> _DIRECTION_
Look below for the line with "Convert this screenshot". Extract that line and each one after it through the last, word for word.
** Start of AVAILABLE DATA **
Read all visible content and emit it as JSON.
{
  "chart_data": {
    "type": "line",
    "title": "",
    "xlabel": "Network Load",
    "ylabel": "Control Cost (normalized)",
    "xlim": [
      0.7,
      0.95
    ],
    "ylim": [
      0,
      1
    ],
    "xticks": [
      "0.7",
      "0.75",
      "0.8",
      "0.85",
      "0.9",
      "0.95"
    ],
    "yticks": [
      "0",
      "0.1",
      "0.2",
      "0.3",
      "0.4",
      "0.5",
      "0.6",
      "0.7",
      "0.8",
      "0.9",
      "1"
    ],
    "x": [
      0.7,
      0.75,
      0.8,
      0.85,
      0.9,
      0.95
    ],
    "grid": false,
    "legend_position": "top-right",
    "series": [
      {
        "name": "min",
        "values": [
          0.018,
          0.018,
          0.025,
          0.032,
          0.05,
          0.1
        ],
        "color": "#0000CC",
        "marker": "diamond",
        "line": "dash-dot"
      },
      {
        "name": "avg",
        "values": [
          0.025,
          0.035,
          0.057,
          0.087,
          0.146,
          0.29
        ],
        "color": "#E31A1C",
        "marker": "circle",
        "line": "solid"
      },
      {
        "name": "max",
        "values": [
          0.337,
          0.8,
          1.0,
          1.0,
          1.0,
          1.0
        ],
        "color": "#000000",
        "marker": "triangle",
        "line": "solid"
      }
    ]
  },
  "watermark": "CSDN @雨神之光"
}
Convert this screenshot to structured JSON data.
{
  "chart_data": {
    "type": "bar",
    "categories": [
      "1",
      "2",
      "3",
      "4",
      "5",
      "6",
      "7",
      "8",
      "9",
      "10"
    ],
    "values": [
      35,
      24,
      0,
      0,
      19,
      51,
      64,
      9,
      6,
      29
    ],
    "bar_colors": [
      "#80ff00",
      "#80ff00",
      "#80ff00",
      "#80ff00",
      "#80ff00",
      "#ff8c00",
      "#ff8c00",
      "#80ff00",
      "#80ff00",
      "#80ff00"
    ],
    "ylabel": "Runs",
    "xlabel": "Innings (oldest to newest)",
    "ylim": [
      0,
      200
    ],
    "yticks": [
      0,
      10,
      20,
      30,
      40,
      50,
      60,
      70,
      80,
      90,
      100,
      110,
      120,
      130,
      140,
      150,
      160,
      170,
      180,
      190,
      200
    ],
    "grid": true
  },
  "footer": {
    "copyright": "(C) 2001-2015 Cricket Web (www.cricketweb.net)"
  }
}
** End of AVAILABLE DATA **
> _EXERCISE OUTPUT_
Convert this screenshot to structured JSON data.
{
  "chart_data": {
    "type": "bar",
    "categories": [
      "1",
      "2",
      "3",
      "4",
      "5",
      "6",
      "7",
      "8",
      "9",
      "10"
    ],
    "values": [
      35,
      24,
      0,
      0,
      19,
      51,
      64,
      9,
      6,
      29
    ],
    "bar_colors": [
      "#80ff00",
      "#80ff00",
      "#80ff00",
      "#80ff00",
      "#80ff00",
      "#ff8c00",
      "#ff8c00",
      "#80ff00",
      "#80ff00",
      "#80ff00"
    ],
    "ylabel": "Runs",
    "xlabel": "Innings (oldest to newest)",
    "ylim": [
      0,
      200
    ],
    "yticks": [
      0,
      10,
      20,
      30,
      40,
      50,
      60,
      70,
      80,
      90,
      100,
      110,
      120,
      130,
      140,
      150,
      160,
      170,
      180,
      190,
      200
    ],
    "grid": true
  },
  "footer": {
    "copyright": "(C) 2001-2015 Cricket Web (www.cricketweb.net)"
  }
}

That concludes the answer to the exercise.